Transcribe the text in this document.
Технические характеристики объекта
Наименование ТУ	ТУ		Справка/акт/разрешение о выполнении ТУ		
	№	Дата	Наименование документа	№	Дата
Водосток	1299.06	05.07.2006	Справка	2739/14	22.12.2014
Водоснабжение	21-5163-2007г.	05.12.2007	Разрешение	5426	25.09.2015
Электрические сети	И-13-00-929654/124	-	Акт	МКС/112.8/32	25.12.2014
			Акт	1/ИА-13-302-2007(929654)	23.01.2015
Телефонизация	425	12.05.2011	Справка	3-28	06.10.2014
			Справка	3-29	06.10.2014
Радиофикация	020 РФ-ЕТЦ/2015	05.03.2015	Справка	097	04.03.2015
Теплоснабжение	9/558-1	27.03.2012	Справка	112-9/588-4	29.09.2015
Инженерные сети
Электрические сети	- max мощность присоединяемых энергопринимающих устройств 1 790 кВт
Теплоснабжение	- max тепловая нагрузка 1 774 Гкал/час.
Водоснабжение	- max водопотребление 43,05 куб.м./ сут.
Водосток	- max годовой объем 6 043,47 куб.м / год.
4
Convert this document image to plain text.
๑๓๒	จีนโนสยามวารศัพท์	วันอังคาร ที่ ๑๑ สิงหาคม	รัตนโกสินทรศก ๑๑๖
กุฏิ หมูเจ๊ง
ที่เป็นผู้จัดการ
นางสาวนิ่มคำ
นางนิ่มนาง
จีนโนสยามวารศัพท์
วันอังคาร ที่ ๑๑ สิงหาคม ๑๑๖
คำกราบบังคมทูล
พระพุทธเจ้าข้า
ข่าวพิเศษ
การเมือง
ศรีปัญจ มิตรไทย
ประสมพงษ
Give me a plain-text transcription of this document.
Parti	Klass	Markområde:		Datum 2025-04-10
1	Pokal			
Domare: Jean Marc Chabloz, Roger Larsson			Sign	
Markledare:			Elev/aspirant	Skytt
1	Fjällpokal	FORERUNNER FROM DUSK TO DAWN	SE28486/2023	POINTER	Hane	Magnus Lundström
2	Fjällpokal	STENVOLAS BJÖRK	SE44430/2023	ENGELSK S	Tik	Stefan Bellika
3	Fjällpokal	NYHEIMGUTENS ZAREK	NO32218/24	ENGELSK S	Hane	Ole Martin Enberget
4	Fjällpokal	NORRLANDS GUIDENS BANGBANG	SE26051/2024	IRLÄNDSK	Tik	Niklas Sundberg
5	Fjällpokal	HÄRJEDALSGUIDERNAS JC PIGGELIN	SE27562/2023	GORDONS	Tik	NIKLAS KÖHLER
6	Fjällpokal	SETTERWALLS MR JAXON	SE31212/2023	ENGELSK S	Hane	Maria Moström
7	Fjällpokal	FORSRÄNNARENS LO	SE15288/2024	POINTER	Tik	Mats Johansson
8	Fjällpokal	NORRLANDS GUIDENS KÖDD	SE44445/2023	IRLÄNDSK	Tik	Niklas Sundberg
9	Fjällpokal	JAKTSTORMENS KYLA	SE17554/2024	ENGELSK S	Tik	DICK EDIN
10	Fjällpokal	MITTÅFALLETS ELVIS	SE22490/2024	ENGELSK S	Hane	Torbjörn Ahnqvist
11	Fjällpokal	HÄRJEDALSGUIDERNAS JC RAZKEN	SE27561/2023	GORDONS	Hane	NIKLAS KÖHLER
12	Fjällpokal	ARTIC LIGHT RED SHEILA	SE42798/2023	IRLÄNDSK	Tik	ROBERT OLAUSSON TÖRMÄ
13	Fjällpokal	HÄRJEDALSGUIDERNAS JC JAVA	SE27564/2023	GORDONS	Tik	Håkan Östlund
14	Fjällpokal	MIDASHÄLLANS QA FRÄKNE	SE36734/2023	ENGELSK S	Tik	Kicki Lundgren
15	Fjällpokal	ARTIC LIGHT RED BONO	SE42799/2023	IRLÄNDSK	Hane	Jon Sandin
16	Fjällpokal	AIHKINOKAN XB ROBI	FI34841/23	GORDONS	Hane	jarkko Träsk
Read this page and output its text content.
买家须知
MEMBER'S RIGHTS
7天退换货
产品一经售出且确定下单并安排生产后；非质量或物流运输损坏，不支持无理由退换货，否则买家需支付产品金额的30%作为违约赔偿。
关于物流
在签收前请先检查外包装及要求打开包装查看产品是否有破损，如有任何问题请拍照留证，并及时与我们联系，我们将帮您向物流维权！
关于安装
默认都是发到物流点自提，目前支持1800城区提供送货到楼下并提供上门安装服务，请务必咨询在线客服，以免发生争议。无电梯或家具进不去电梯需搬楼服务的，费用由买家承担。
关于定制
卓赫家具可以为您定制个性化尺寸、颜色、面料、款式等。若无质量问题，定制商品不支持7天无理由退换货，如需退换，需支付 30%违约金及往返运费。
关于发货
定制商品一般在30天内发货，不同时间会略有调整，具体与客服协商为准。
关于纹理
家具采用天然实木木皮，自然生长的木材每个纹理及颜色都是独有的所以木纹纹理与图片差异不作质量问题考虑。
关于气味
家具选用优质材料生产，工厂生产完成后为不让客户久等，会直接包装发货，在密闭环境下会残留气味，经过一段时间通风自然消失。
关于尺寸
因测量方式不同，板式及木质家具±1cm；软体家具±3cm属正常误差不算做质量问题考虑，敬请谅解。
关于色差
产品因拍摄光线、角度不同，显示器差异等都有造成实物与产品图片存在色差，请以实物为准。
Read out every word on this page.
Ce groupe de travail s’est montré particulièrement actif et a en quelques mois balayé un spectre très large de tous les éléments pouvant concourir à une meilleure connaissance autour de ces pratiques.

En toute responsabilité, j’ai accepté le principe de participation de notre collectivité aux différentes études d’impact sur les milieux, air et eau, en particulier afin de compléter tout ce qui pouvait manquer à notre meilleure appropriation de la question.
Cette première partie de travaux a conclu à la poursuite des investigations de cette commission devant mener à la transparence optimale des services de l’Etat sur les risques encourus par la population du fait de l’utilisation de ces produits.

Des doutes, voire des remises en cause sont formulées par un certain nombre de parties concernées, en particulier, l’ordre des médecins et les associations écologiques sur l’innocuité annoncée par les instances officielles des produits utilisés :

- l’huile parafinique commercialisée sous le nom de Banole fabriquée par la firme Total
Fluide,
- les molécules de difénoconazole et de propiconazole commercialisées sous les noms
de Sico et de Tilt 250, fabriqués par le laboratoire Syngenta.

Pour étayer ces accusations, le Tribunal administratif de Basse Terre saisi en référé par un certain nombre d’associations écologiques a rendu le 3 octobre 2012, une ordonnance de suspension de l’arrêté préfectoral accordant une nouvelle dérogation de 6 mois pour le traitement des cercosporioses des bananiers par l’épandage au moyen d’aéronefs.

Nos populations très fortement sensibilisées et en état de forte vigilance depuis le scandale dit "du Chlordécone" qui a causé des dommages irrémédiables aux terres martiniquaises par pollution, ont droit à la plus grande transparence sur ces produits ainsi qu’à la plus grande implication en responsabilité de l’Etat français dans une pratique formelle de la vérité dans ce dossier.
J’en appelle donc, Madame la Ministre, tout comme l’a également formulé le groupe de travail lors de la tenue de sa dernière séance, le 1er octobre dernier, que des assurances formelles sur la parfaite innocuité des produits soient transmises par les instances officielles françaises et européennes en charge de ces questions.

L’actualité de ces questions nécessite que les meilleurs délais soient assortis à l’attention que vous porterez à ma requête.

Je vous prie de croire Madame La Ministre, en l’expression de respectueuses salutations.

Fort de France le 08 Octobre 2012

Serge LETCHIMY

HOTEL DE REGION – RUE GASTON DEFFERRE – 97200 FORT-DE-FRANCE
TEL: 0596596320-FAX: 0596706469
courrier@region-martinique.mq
※
● TASK PROMPT:
Pull out all lines containing the word "sous" from the entries above.

● FINAL RESULT:
- l’huile parafinique commercialisée sous le nom de Banole fabriquée par la firme Total
- les molécules de difénoconazole et de propiconazole commercialisées sous les noms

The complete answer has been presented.